= Stated problem =
Set down, in full, every record in the block.

Records
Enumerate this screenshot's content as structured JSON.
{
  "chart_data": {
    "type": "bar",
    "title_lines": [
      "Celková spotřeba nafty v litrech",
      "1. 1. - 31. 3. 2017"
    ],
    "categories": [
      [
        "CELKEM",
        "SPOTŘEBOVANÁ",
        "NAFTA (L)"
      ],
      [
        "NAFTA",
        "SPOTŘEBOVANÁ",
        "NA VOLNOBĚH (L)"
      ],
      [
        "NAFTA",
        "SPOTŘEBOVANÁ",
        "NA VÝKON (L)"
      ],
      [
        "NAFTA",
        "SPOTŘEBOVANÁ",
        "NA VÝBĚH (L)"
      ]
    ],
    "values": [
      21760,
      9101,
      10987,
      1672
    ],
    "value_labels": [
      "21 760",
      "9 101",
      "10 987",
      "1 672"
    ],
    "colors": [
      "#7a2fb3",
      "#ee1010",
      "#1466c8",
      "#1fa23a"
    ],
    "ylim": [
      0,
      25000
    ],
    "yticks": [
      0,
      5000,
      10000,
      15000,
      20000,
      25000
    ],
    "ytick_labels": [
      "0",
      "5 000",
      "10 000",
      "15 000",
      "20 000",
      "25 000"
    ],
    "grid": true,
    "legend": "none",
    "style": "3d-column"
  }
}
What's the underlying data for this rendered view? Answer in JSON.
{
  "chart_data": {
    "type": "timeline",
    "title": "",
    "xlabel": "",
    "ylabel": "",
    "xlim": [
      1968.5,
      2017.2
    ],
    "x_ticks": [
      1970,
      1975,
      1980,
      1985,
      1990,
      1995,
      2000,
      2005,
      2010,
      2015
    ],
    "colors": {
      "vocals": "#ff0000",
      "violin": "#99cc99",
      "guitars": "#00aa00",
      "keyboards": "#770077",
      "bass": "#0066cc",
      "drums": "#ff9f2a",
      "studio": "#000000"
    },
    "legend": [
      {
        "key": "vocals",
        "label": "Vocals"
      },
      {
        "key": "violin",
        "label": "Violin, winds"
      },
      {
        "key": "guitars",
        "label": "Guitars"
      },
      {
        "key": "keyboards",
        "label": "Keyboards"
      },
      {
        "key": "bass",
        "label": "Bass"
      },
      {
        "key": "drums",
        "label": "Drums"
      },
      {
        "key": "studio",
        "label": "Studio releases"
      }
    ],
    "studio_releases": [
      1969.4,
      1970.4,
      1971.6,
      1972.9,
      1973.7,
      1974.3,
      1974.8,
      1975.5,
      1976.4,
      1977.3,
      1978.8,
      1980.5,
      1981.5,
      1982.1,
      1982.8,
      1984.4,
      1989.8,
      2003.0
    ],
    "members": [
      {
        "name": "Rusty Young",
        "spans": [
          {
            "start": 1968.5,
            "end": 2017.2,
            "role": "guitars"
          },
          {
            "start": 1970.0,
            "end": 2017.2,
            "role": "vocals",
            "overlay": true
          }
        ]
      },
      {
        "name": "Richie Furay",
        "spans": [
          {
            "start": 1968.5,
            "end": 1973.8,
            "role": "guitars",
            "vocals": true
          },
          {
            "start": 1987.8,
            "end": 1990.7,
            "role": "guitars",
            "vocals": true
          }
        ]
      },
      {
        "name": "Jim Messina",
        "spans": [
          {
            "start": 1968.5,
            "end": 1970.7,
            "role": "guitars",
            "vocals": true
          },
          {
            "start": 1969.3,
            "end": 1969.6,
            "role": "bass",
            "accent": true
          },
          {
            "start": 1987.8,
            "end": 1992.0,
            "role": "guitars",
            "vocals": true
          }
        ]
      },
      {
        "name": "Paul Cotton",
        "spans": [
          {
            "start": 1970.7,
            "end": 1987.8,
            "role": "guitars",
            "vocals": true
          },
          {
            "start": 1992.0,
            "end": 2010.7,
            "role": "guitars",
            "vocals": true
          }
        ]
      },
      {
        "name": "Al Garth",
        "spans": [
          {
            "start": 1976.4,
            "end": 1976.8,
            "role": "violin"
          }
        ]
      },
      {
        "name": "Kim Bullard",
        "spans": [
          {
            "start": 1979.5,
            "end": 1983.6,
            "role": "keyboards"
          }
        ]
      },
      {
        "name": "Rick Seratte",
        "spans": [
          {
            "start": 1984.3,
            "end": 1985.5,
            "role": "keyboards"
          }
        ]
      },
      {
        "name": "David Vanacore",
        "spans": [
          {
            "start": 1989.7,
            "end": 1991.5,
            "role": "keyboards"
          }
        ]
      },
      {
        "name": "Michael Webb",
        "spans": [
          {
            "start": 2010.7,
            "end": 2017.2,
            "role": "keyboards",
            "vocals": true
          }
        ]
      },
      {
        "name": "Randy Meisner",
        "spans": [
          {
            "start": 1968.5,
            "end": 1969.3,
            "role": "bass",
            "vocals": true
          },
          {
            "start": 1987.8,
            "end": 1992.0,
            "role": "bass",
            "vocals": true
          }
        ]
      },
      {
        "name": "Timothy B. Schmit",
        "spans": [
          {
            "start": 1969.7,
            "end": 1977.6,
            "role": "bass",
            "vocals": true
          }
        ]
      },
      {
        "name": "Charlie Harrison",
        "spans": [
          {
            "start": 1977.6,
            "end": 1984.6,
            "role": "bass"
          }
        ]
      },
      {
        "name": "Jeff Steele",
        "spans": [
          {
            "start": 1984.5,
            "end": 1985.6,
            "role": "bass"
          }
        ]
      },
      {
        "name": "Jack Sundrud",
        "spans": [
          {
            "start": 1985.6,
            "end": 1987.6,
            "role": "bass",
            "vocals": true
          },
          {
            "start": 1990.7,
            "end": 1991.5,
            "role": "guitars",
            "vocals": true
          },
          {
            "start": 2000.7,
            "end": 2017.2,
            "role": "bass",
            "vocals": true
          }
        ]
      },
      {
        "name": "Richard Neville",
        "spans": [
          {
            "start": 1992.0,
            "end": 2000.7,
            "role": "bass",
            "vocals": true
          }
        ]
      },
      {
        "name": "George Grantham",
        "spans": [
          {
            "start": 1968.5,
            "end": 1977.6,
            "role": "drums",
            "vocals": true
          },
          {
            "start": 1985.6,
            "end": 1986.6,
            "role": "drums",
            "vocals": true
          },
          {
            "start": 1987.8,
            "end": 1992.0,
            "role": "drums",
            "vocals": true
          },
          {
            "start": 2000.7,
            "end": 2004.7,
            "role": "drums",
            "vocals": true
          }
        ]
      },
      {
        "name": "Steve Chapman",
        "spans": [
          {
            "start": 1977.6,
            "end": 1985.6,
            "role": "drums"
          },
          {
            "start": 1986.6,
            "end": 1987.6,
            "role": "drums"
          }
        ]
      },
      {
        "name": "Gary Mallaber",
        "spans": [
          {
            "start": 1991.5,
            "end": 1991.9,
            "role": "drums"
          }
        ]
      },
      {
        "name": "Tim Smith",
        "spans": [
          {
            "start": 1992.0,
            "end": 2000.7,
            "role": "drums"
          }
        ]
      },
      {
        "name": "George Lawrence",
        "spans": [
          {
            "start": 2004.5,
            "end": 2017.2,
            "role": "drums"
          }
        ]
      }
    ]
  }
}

= Answer for this exercise =
Enumerate this screenshot's content as structured JSON.
{
  "chart_data": {
    "type": "bar",
    "title_lines": [
      "Celková spotřeba nafty v litrech",
      "1. 1. - 31. 3. 2017"
    ],
    "categories": [
      [
        "CELKEM",
        "SPOTŘEBOVANÁ",
        "NAFTA (L)"
      ],
      [
        "NAFTA",
        "SPOTŘEBOVANÁ",
        "NA VOLNOBĚH (L)"
      ],
      [
        "NAFTA",
        "SPOTŘEBOVANÁ",
        "NA VÝKON (L)"
      ],
      [
        "NAFTA",
        "SPOTŘEBOVANÁ",
        "NA VÝBĚH (L)"
      ]
    ],
    "values": [
      21760,
      9101,
      10987,
      1672
    ],
    "value_labels": [
      "21 760",
      "9 101",
      "10 987",
      "1 672"
    ],
    "colors": [
      "#7a2fb3",
      "#ee1010",
      "#1466c8",
      "#1fa23a"
    ],
    "ylim": [
      0,
      25000
    ],
    "yticks": [
      0,
      5000,
      10000,
      15000,
      20000,
      25000
    ],
    "ytick_labels": [
      "0",
      "5 000",
      "10 000",
      "15 000",
      "20 000",
      "25 000"
    ],
    "grid": true,
    "legend": "none",
    "style": "3d-column"
  }
}
What's the underlying data for this rendered view? Answer in JSON.
{
  "chart_data": {
    "type": "timeline",
    "title": "",
    "xlabel": "",
    "ylabel": "",
    "xlim": [
      1968.5,
      2017.2
    ],
    "x_ticks": [
      1970,
      1975,
      1980,
      1985,
      1990,
      1995,
      2000,
      2005,
      2010,
      2015
    ],
    "colors": {
      "vocals": "#ff0000",
      "violin": "#99cc99",
      "guitars": "#00aa00",
      "keyboards": "#770077",
      "bass": "#0066cc",
      "drums": "#ff9f2a",
      "studio": "#000000"
    },
    "legend": [
      {
        "key": "vocals",
        "label": "Vocals"
      },
      {
        "key": "violin",
        "label": "Violin, winds"
      },
      {
        "key": "guitars",
        "label": "Guitars"
      },
      {
        "key": "keyboards",
        "label": "Keyboards"
      },
      {
        "key": "bass",
        "label": "Bass"
      },
      {
        "key": "drums",
        "label": "Drums"
      },
      {
        "key": "studio",
        "label": "Studio releases"
      }
    ],
    "studio_releases": [
      1969.4,
      1970.4,
      1971.6,
      1972.9,
      1973.7,
      1974.3,
      1974.8,
      1975.5,
      1976.4,
      1977.3,
      1978.8,
      1980.5,
      1981.5,
      1982.1,
      1982.8,
      1984.4,
      1989.8,
      2003.0
    ],
    "members": [
      {
        "name": "Rusty Young",
        "spans": [
          {
            "start": 1968.5,
            "end": 2017.2,
            "role": "guitars"
          },
          {
            "start": 1970.0,
            "end": 2017.2,
            "role": "vocals",
            "overlay": true
          }
        ]
      },
      {
        "name": "Richie Furay",
        "spans": [
          {
            "start": 1968.5,
            "end": 1973.8,
            "role": "guitars",
            "vocals": true
          },
          {
            "start": 1987.8,
            "end": 1990.7,
            "role": "guitars",
            "vocals": true
          }
        ]
      },
      {
        "name": "Jim Messina",
        "spans": [
          {
            "start": 1968.5,
            "end": 1970.7,
            "role": "guitars",
            "vocals": true
          },
          {
            "start": 1969.3,
            "end": 1969.6,
            "role": "bass",
            "accent": true
          },
          {
            "start": 1987.8,
            "end": 1992.0,
            "role": "guitars",
            "vocals": true
          }
        ]
      },
      {
        "name": "Paul Cotton",
        "spans": [
          {
            "start": 1970.7,
            "end": 1987.8,
            "role": "guitars",
            "vocals": true
          },
          {
            "start": 1992.0,
            "end": 2010.7,
            "role": "guitars",
            "vocals": true
          }
        ]
      },
      {
        "name": "Al Garth",
        "spans": [
          {
            "start": 1976.4,
            "end": 1976.8,
            "role": "violin"
          }
        ]
      },
      {
        "name": "Kim Bullard",
        "spans": [
          {
            "start": 1979.5,
            "end": 1983.6,
            "role": "keyboards"
          }
        ]
      },
      {
        "name": "Rick Seratte",
        "spans": [
          {
            "start": 1984.3,
            "end": 1985.5,
            "role": "keyboards"
          }
        ]
      },
      {
        "name": "David Vanacore",
        "spans": [
          {
            "start": 1989.7,
            "end": 1991.5,
            "role": "keyboards"
          }
        ]
      },
      {
        "name": "Michael Webb",
        "spans": [
          {
            "start": 2010.7,
            "end": 2017.2,
            "role": "keyboards",
            "vocals": true
          }
        ]
      },
      {
        "name": "Randy Meisner",
        "spans": [
          {
            "start": 1968.5,
            "end": 1969.3,
            "role": "bass",
            "vocals": true
          },
          {
            "start": 1987.8,
            "end": 1992.0,
            "role": "bass",
            "vocals": true
          }
        ]
      },
      {
        "name": "Timothy B. Schmit",
        "spans": [
          {
            "start": 1969.7,
            "end": 1977.6,
            "role": "bass",
            "vocals": true
          }
        ]
      },
      {
        "name": "Charlie Harrison",
        "spans": [
          {
            "start": 1977.6,
            "end": 1984.6,
            "role": "bass"
          }
        ]
      },
      {
        "name": "Jeff Steele",
        "spans": [
          {
            "start": 1984.5,
            "end": 1985.6,
            "role": "bass"
          }
        ]
      },
      {
        "name": "Jack Sundrud",
        "spans": [
          {
            "start": 1985.6,
            "end": 1987.6,
            "role": "bass",
            "vocals": true
          },
          {
            "start": 1990.7,
            "end": 1991.5,
            "role": "guitars",
            "vocals": true
          },
          {
            "start": 2000.7,
            "end": 2017.2,
            "role": "bass",
            "vocals": true
          }
        ]
      },
      {
        "name": "Richard Neville",
        "spans": [
          {
            "start": 1992.0,
            "end": 2000.7,
            "role": "bass",
            "vocals": true
          }
        ]
      },
      {
        "name": "George Grantham",
        "spans": [
          {
            "start": 1968.5,
            "end": 1977.6,
            "role": "drums",
            "vocals": true
          },
          {
            "start": 1985.6,
            "end": 1986.6,
            "role": "drums",
            "vocals": true
          },
          {
            "start": 1987.8,
            "end": 1992.0,
            "role": "drums",
            "vocals": true
          },
          {
            "start": 2000.7,
            "end": 2004.7,
            "role": "drums",
            "vocals": true
          }
        ]
      },
      {
        "name": "Steve Chapman",
        "spans": [
          {
            "start": 1977.6,
            "end": 1985.6,
            "role": "drums"
          },
          {
            "start": 1986.6,
            "end": 1987.6,
            "role": "drums"
          }
        ]
      },
      {
        "name": "Gary Mallaber",
        "spans": [
          {
            "start": 1991.5,
            "end": 1991.9,
            "role": "drums"
          }
        ]
      },
      {
        "name": "Tim Smith",
        "spans": [
          {
            "start": 1992.0,
            "end": 2000.7,
            "role": "drums"
          }
        ]
      },
      {
        "name": "George Lawrence",
        "spans": [
          {
            "start": 2004.5,
            "end": 2017.2,
            "role": "drums"
          }
        ]
      }
    ]
  }
}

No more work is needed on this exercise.